**WHAT IS BEING ASKED**. Repeat every record below exactly, leaving out the pictures.

Records about charts and figures:
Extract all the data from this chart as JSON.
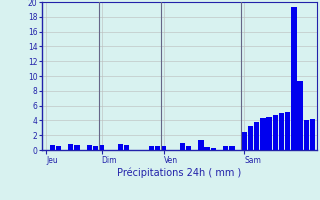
{
  "title": "",
  "xlabel": "Précipitations 24h ( mm )",
  "ylabel": "",
  "ylim": [
    0,
    20
  ],
  "yticks": [
    0,
    2,
    4,
    6,
    8,
    10,
    12,
    14,
    16,
    18,
    20
  ],
  "background_color": "#d8f2f0",
  "bar_color": "#0000ee",
  "grid_color": "#bbbbbb",
  "day_labels": [
    "Jeu",
    "Dim",
    "Ven",
    "Sam"
  ],
  "values": [
    0.0,
    0.7,
    0.6,
    0.0,
    0.8,
    0.7,
    0.0,
    0.7,
    0.6,
    0.7,
    0.0,
    0.0,
    0.8,
    0.7,
    0.0,
    0.0,
    0.0,
    0.5,
    0.5,
    0.6,
    0.0,
    0.0,
    1.0,
    0.5,
    0.0,
    1.4,
    0.4,
    0.3,
    0.0,
    0.5,
    0.5,
    0.0,
    2.5,
    3.2,
    3.8,
    4.3,
    4.5,
    4.7,
    5.0,
    5.2,
    19.3,
    9.3,
    4.0,
    4.2
  ],
  "vline_color": "#666688",
  "xlabel_color": "#2222aa",
  "tick_color": "#2222aa",
  "axis_color": "#2222aa",
  "num_bars_jeu": 9,
  "num_bars_dim": 10,
  "num_bars_ven": 13,
  "num_bars_sam": 10,
  "jeu_label_bar": 1,
  "dim_label_bar": 10,
  "ven_label_bar": 21,
  "sam_label_bar": 33
}
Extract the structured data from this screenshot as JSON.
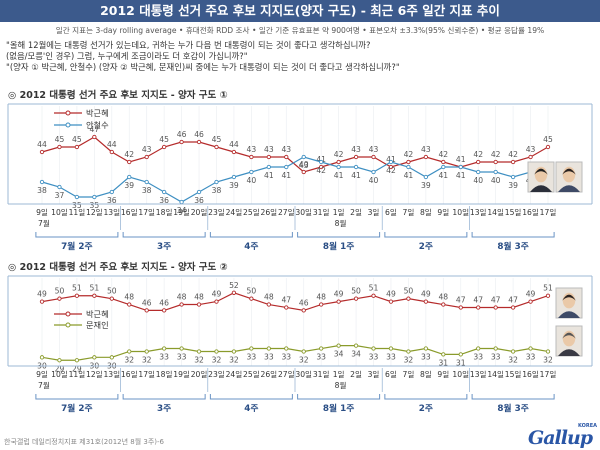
{
  "header": {
    "title": "2012 대통령 선거 주요 후보 지지도(양자 구도) - 최근 6주 일간 지표 추이",
    "subtitle": "일간 지표는 3-day rolling average  •  휴대전화 RDD 조사  •  일간 기준 유효표본 약 900여명  •  표본오차 ±3.3%(95% 신뢰수준)  •  평균 응답률 19%"
  },
  "question": {
    "line1": "\"올해 12월에는 대통령 선거가 있는데요, 귀하는 누가 다음 번 대통령이 되는 것이 좋다고 생각하십니까?",
    "line2": "(없음/모름'인 경우) 그럼, 누구에게 조금이라도 더 호감이 가십니까?\"",
    "line3": "\"(양자 ① 박근혜, 안철수) (양자 ② 박근혜, 문재인)씨 중에는 누가 대통령이 되는 것이 더 좋다고 생각하십니까?\""
  },
  "x_axis": {
    "dates": [
      "9일",
      "10일",
      "11일",
      "12일",
      "13일",
      "16일",
      "17일",
      "18일",
      "19일",
      "20일",
      "23일",
      "24일",
      "25일",
      "26일",
      "27일",
      "30일",
      "31일",
      "1일",
      "2일",
      "3일",
      "6일",
      "7일",
      "8일",
      "9일",
      "10일",
      "13일",
      "14일",
      "15일",
      "16일",
      "17일"
    ],
    "month_labels": [
      {
        "text": "7월",
        "index": 0
      },
      {
        "text": "8월",
        "index": 17
      }
    ],
    "weeks": [
      "7월 2주",
      "3주",
      "4주",
      "8월 1주",
      "2주",
      "8월 3주"
    ]
  },
  "chart_data": [
    {
      "type": "line",
      "title": "2012 대통령 선거 주요 후보 지지도 - 양자 구도 ①",
      "x": [
        "7월 9일",
        "7월 10일",
        "7월 11일",
        "7월 12일",
        "7월 13일",
        "7월 16일",
        "7월 17일",
        "7월 18일",
        "7월 19일",
        "7월 20일",
        "7월 23일",
        "7월 24일",
        "7월 25일",
        "7월 26일",
        "7월 27일",
        "7월 30일",
        "7월 31일",
        "8월 1일",
        "8월 2일",
        "8월 3일",
        "8월 6일",
        "8월 7일",
        "8월 8일",
        "8월 9일",
        "8월 10일",
        "8월 13일",
        "8월 14일",
        "8월 15일",
        "8월 16일",
        "8월 17일"
      ],
      "ylim": [
        30,
        50
      ],
      "series": [
        {
          "name": "박근혜",
          "color": "#b52b2b",
          "values": [
            44,
            45,
            45,
            47,
            44,
            42,
            43,
            45,
            46,
            46,
            45,
            44,
            43,
            43,
            43,
            40,
            41,
            42,
            43,
            43,
            41,
            42,
            43,
            42,
            41,
            42,
            42,
            42,
            43,
            45
          ]
        },
        {
          "name": "안철수",
          "color": "#3e8fc2",
          "values": [
            38,
            37,
            35,
            35,
            36,
            39,
            38,
            36,
            34,
            36,
            38,
            39,
            40,
            41,
            41,
            43,
            42,
            41,
            41,
            40,
            42,
            41,
            39,
            41,
            41,
            40,
            40,
            39,
            40,
            39
          ]
        }
      ],
      "legend": "top-left"
    },
    {
      "type": "line",
      "title": "2012 대통령 선거 주요 후보 지지도 - 양자 구도 ②",
      "x": [
        "7월 9일",
        "7월 10일",
        "7월 11일",
        "7월 12일",
        "7월 13일",
        "7월 16일",
        "7월 17일",
        "7월 18일",
        "7월 19일",
        "7월 20일",
        "7월 23일",
        "7월 24일",
        "7월 25일",
        "7월 26일",
        "7월 27일",
        "7월 30일",
        "7월 31일",
        "8월 1일",
        "8월 2일",
        "8월 3일",
        "8월 6일",
        "8월 7일",
        "8월 8일",
        "8월 9일",
        "8월 10일",
        "8월 13일",
        "8월 14일",
        "8월 15일",
        "8월 16일",
        "8월 17일"
      ],
      "ylim": [
        25,
        55
      ],
      "series": [
        {
          "name": "박근혜",
          "color": "#b52b2b",
          "values": [
            49,
            50,
            51,
            51,
            50,
            48,
            46,
            46,
            48,
            48,
            49,
            52,
            50,
            48,
            47,
            46,
            48,
            49,
            50,
            51,
            49,
            50,
            49,
            48,
            47,
            47,
            47,
            47,
            49,
            51
          ]
        },
        {
          "name": "문재인",
          "color": "#8a9b2b",
          "values": [
            30,
            29,
            29,
            30,
            30,
            32,
            32,
            33,
            33,
            32,
            32,
            32,
            33,
            33,
            33,
            32,
            33,
            34,
            34,
            33,
            33,
            32,
            33,
            31,
            31,
            33,
            33,
            32,
            33,
            32
          ]
        }
      ],
      "legend": "middle-left"
    }
  ],
  "footer": {
    "note": "한국갤럽 데일리정치지표 제31호(2012년 8월 3주)-6",
    "logo_text": "Gallup",
    "logo_small": "KOREA"
  }
}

**THE ANSWER**.
Extract all the data from this chart as JSON.
{
  "title": "",
  "xlabel": "Précipitations 24h ( mm )",
  "ylabel": "",
  "ylim": [
    0,
    20
  ],
  "yticks": [
    0,
    2,
    4,
    6,
    8,
    10,
    12,
    14,
    16,
    18,
    20
  ],
  "background_color": "#d8f2f0",
  "bar_color": "#0000ee",
  "grid_color": "#bbbbbb",
  "day_labels": [
    "Jeu",
    "Dim",
    "Ven",
    "Sam"
  ],
  "values": [
    0.0,
    0.7,
    0.6,
    0.0,
    0.8,
    0.7,
    0.0,
    0.7,
    0.6,
    0.7,
    0.0,
    0.0,
    0.8,
    0.7,
    0.0,
    0.0,
    0.0,
    0.5,
    0.5,
    0.6,
    0.0,
    0.0,
    1.0,
    0.5,
    0.0,
    1.4,
    0.4,
    0.3,
    0.0,
    0.5,
    0.5,
    0.0,
    2.5,
    3.2,
    3.8,
    4.3,
    4.5,
    4.7,
    5.0,
    5.2,
    19.3,
    9.3,
    4.0,
    4.2
  ],
  "vline_color": "#666688",
  "xlabel_color": "#2222aa",
  "tick_color": "#2222aa",
  "axis_color": "#2222aa",
  "num_bars_jeu": 9,
  "num_bars_dim": 10,
  "num_bars_ven": 13,
  "num_bars_sam": 10,
  "jeu_label_bar": 1,
  "dim_label_bar": 10,
  "ven_label_bar": 21,
  "sam_label_bar": 33
}
Extract the structured data from this screenshot as JSON.
{
  "header": {
    "title": "2012 대통령 선거 주요 후보 지지도(양자 구도) - 최근 6주 일간 지표 추이",
    "subtitle": "일간 지표는 3-day rolling average  •  휴대전화 RDD 조사  •  일간 기준 유효표본 약 900여명  •  표본오차 ±3.3%(95% 신뢰수준)  •  평균 응답률 19%"
  },
  "question": {
    "line1": "\"올해 12월에는 대통령 선거가 있는데요, 귀하는 누가 다음 번 대통령이 되는 것이 좋다고 생각하십니까?",
    "line2": "(없음/모름'인 경우) 그럼, 누구에게 조금이라도 더 호감이 가십니까?\"",
    "line3": "\"(양자 ① 박근혜, 안철수) (양자 ② 박근혜, 문재인)씨 중에는 누가 대통령이 되는 것이 더 좋다고 생각하십니까?\""
  },
  "x_axis": {
    "dates": [
      "9일",
      "10일",
      "11일",
      "12일",
      "13일",
      "16일",
      "17일",
      "18일",
      "19일",
      "20일",
      "23일",
      "24일",
      "25일",
      "26일",
      "27일",
      "30일",
      "31일",
      "1일",
      "2일",
      "3일",
      "6일",
      "7일",
      "8일",
      "9일",
      "10일",
      "13일",
      "14일",
      "15일",
      "16일",
      "17일"
    ],
    "month_labels": [
      {
        "text": "7월",
        "index": 0
      },
      {
        "text": "8월",
        "index": 17
      }
    ],
    "weeks": [
      "7월 2주",
      "3주",
      "4주",
      "8월 1주",
      "2주",
      "8월 3주"
    ]
  },
  "chart_data": [
    {
      "type": "line",
      "title": "2012 대통령 선거 주요 후보 지지도 - 양자 구도 ①",
      "x": [
        "7월 9일",
        "7월 10일",
        "7월 11일",
        "7월 12일",
        "7월 13일",
        "7월 16일",
        "7월 17일",
        "7월 18일",
        "7월 19일",
        "7월 20일",
        "7월 23일",
        "7월 24일",
        "7월 25일",
        "7월 26일",
        "7월 27일",
        "7월 30일",
        "7월 31일",
        "8월 1일",
        "8월 2일",
        "8월 3일",
        "8월 6일",
        "8월 7일",
        "8월 8일",
        "8월 9일",
        "8월 10일",
        "8월 13일",
        "8월 14일",
        "8월 15일",
        "8월 16일",
        "8월 17일"
      ],
      "ylim": [
        30,
        50
      ],
      "series": [
        {
          "name": "박근혜",
          "color": "#b52b2b",
          "values": [
            44,
            45,
            45,
            47,
            44,
            42,
            43,
            45,
            46,
            46,
            45,
            44,
            43,
            43,
            43,
            40,
            41,
            42,
            43,
            43,
            41,
            42,
            43,
            42,
            41,
            42,
            42,
            42,
            43,
            45
          ]
        },
        {
          "name": "안철수",
          "color": "#3e8fc2",
          "values": [
            38,
            37,
            35,
            35,
            36,
            39,
            38,
            36,
            34,
            36,
            38,
            39,
            40,
            41,
            41,
            43,
            42,
            41,
            41,
            40,
            42,
            41,
            39,
            41,
            41,
            40,
            40,
            39,
            40,
            39
          ]
        }
      ],
      "legend": "top-left"
    },
    {
      "type": "line",
      "title": "2012 대통령 선거 주요 후보 지지도 - 양자 구도 ②",
      "x": [
        "7월 9일",
        "7월 10일",
        "7월 11일",
        "7월 12일",
        "7월 13일",
        "7월 16일",
        "7월 17일",
        "7월 18일",
        "7월 19일",
        "7월 20일",
        "7월 23일",
        "7월 24일",
        "7월 25일",
        "7월 26일",
        "7월 27일",
        "7월 30일",
        "7월 31일",
        "8월 1일",
        "8월 2일",
        "8월 3일",
        "8월 6일",
        "8월 7일",
        "8월 8일",
        "8월 9일",
        "8월 10일",
        "8월 13일",
        "8월 14일",
        "8월 15일",
        "8월 16일",
        "8월 17일"
      ],
      "ylim": [
        25,
        55
      ],
      "series": [
        {
          "name": "박근혜",
          "color": "#b52b2b",
          "values": [
            49,
            50,
            51,
            51,
            50,
            48,
            46,
            46,
            48,
            48,
            49,
            52,
            50,
            48,
            47,
            46,
            48,
            49,
            50,
            51,
            49,
            50,
            49,
            48,
            47,
            47,
            47,
            47,
            49,
            51
          ]
        },
        {
          "name": "문재인",
          "color": "#8a9b2b",
          "values": [
            30,
            29,
            29,
            30,
            30,
            32,
            32,
            33,
            33,
            32,
            32,
            32,
            33,
            33,
            33,
            32,
            33,
            34,
            34,
            33,
            33,
            32,
            33,
            31,
            31,
            33,
            33,
            32,
            33,
            32
          ]
        }
      ],
      "legend": "middle-left"
    }
  ],
  "footer": {
    "note": "한국갤럽 데일리정치지표 제31호(2012년 8월 3주)-6",
    "logo_text": "Gallup",
    "logo_small": "KOREA"
  }
}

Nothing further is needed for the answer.